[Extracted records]
- - - -
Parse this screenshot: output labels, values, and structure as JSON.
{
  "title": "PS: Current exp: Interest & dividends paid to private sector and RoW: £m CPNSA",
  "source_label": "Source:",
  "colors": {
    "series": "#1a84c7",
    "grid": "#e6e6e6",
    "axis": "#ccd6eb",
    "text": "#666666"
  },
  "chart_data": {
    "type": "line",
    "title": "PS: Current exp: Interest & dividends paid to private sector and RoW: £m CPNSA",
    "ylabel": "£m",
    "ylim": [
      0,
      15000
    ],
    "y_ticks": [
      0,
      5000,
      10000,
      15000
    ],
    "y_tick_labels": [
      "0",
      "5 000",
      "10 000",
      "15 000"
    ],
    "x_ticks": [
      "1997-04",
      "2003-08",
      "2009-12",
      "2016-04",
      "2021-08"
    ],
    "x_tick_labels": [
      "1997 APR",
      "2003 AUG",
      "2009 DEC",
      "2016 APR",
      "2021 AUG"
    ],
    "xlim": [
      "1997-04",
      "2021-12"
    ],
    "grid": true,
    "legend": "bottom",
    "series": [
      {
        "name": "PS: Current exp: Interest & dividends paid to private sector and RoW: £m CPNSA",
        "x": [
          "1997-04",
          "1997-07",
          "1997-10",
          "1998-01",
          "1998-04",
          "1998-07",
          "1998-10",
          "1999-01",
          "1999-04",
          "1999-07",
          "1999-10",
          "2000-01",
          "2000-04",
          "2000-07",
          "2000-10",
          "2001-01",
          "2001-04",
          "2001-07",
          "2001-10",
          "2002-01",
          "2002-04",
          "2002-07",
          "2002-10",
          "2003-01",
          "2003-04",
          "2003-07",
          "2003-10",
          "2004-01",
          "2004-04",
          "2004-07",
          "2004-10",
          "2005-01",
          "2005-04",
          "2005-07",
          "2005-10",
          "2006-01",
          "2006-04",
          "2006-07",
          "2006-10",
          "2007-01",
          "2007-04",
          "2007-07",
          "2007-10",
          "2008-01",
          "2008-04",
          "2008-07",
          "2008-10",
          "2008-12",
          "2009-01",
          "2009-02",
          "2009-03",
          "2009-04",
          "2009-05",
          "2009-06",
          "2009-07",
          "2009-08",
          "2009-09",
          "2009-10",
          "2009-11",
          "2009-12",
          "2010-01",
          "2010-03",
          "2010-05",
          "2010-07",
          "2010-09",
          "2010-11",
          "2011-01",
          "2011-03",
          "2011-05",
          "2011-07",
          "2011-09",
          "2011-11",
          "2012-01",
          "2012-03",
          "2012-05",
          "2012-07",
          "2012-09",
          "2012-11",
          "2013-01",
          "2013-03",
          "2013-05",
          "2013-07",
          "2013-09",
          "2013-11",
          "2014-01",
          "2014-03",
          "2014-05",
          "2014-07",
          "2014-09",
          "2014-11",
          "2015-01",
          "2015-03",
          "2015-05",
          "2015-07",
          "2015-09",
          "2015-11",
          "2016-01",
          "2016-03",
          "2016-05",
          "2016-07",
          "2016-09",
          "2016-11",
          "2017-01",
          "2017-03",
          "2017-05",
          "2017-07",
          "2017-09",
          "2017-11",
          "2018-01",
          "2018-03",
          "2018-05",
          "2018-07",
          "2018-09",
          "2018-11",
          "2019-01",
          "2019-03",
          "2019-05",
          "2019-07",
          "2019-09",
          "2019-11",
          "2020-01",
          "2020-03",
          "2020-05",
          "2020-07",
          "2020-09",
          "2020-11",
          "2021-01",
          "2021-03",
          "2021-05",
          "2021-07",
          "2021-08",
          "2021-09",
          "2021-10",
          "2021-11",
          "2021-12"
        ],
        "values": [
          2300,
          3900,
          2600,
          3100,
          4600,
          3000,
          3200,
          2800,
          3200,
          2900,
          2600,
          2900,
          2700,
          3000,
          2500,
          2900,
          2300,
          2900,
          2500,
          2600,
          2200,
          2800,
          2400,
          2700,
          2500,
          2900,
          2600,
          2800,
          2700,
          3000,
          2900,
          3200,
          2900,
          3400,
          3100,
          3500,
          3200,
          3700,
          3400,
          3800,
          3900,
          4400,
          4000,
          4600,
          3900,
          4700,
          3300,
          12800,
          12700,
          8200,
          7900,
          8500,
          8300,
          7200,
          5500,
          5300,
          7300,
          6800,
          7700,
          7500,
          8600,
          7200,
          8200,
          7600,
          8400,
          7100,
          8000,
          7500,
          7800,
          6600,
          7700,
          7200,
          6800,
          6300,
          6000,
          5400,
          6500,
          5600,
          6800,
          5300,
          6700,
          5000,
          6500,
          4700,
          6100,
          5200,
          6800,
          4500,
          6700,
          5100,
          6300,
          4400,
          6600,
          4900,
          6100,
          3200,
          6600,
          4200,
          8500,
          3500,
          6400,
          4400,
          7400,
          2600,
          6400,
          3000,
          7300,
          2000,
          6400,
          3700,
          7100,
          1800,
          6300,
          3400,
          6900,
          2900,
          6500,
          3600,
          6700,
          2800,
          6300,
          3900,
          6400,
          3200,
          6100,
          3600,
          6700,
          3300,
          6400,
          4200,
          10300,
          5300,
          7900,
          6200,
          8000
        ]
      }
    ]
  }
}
- - - -
Recopy all the lines exactly as they appear.

Parse this screenshot: output labels, values, and structure as JSON.
{
  "title": "PS: Current exp: Interest & dividends paid to private sector and RoW: £m CPNSA",
  "source_label": "Source:",
  "colors": {
    "series": "#1a84c7",
    "grid": "#e6e6e6",
    "axis": "#ccd6eb",
    "text": "#666666"
  },
  "chart_data": {
    "type": "line",
    "title": "PS: Current exp: Interest & dividends paid to private sector and RoW: £m CPNSA",
    "ylabel": "£m",
    "ylim": [
      0,
      15000
    ],
    "y_ticks": [
      0,
      5000,
      10000,
      15000
    ],
    "y_tick_labels": [
      "0",
      "5 000",
      "10 000",
      "15 000"
    ],
    "x_ticks": [
      "1997-04",
      "2003-08",
      "2009-12",
      "2016-04",
      "2021-08"
    ],
    "x_tick_labels": [
      "1997 APR",
      "2003 AUG",
      "2009 DEC",
      "2016 APR",
      "2021 AUG"
    ],
    "xlim": [
      "1997-04",
      "2021-12"
    ],
    "grid": true,
    "legend": "bottom",
    "series": [
      {
        "name": "PS: Current exp: Interest & dividends paid to private sector and RoW: £m CPNSA",
        "x": [
          "1997-04",
          "1997-07",
          "1997-10",
          "1998-01",
          "1998-04",
          "1998-07",
          "1998-10",
          "1999-01",
          "1999-04",
          "1999-07",
          "1999-10",
          "2000-01",
          "2000-04",
          "2000-07",
          "2000-10",
          "2001-01",
          "2001-04",
          "2001-07",
          "2001-10",
          "2002-01",
          "2002-04",
          "2002-07",
          "2002-10",
          "2003-01",
          "2003-04",
          "2003-07",
          "2003-10",
          "2004-01",
          "2004-04",
          "2004-07",
          "2004-10",
          "2005-01",
          "2005-04",
          "2005-07",
          "2005-10",
          "2006-01",
          "2006-04",
          "2006-07",
          "2006-10",
          "2007-01",
          "2007-04",
          "2007-07",
          "2007-10",
          "2008-01",
          "2008-04",
          "2008-07",
          "2008-10",
          "2008-12",
          "2009-01",
          "2009-02",
          "2009-03",
          "2009-04",
          "2009-05",
          "2009-06",
          "2009-07",
          "2009-08",
          "2009-09",
          "2009-10",
          "2009-11",
          "2009-12",
          "2010-01",
          "2010-03",
          "2010-05",
          "2010-07",
          "2010-09",
          "2010-11",
          "2011-01",
          "2011-03",
          "2011-05",
          "2011-07",
          "2011-09",
          "2011-11",
          "2012-01",
          "2012-03",
          "2012-05",
          "2012-07",
          "2012-09",
          "2012-11",
          "2013-01",
          "2013-03",
          "2013-05",
          "2013-07",
          "2013-09",
          "2013-11",
          "2014-01",
          "2014-03",
          "2014-05",
          "2014-07",
          "2014-09",
          "2014-11",
          "2015-01",
          "2015-03",
          "2015-05",
          "2015-07",
          "2015-09",
          "2015-11",
          "2016-01",
          "2016-03",
          "2016-05",
          "2016-07",
          "2016-09",
          "2016-11",
          "2017-01",
          "2017-03",
          "2017-05",
          "2017-07",
          "2017-09",
          "2017-11",
          "2018-01",
          "2018-03",
          "2018-05",
          "2018-07",
          "2018-09",
          "2018-11",
          "2019-01",
          "2019-03",
          "2019-05",
          "2019-07",
          "2019-09",
          "2019-11",
          "2020-01",
          "2020-03",
          "2020-05",
          "2020-07",
          "2020-09",
          "2020-11",
          "2021-01",
          "2021-03",
          "2021-05",
          "2021-07",
          "2021-08",
          "2021-09",
          "2021-10",
          "2021-11",
          "2021-12"
        ],
        "values": [
          2300,
          3900,
          2600,
          3100,
          4600,
          3000,
          3200,
          2800,
          3200,
          2900,
          2600,
          2900,
          2700,
          3000,
          2500,
          2900,
          2300,
          2900,
          2500,
          2600,
          2200,
          2800,
          2400,
          2700,
          2500,
          2900,
          2600,
          2800,
          2700,
          3000,
          2900,
          3200,
          2900,
          3400,
          3100,
          3500,
          3200,
          3700,
          3400,
          3800,
          3900,
          4400,
          4000,
          4600,
          3900,
          4700,
          3300,
          12800,
          12700,
          8200,
          7900,
          8500,
          8300,
          7200,
          5500,
          5300,
          7300,
          6800,
          7700,
          7500,
          8600,
          7200,
          8200,
          7600,
          8400,
          7100,
          8000,
          7500,
          7800,
          6600,
          7700,
          7200,
          6800,
          6300,
          6000,
          5400,
          6500,
          5600,
          6800,
          5300,
          6700,
          5000,
          6500,
          4700,
          6100,
          5200,
          6800,
          4500,
          6700,
          5100,
          6300,
          4400,
          6600,
          4900,
          6100,
          3200,
          6600,
          4200,
          8500,
          3500,
          6400,
          4400,
          7400,
          2600,
          6400,
          3000,
          7300,
          2000,
          6400,
          3700,
          7100,
          1800,
          6300,
          3400,
          6900,
          2900,
          6500,
          3600,
          6700,
          2800,
          6300,
          3900,
          6400,
          3200,
          6100,
          3600,
          6700,
          3300,
          6400,
          4200,
          10300,
          5300,
          7900,
          6200,
          8000
        ]
      }
    ]
  }
}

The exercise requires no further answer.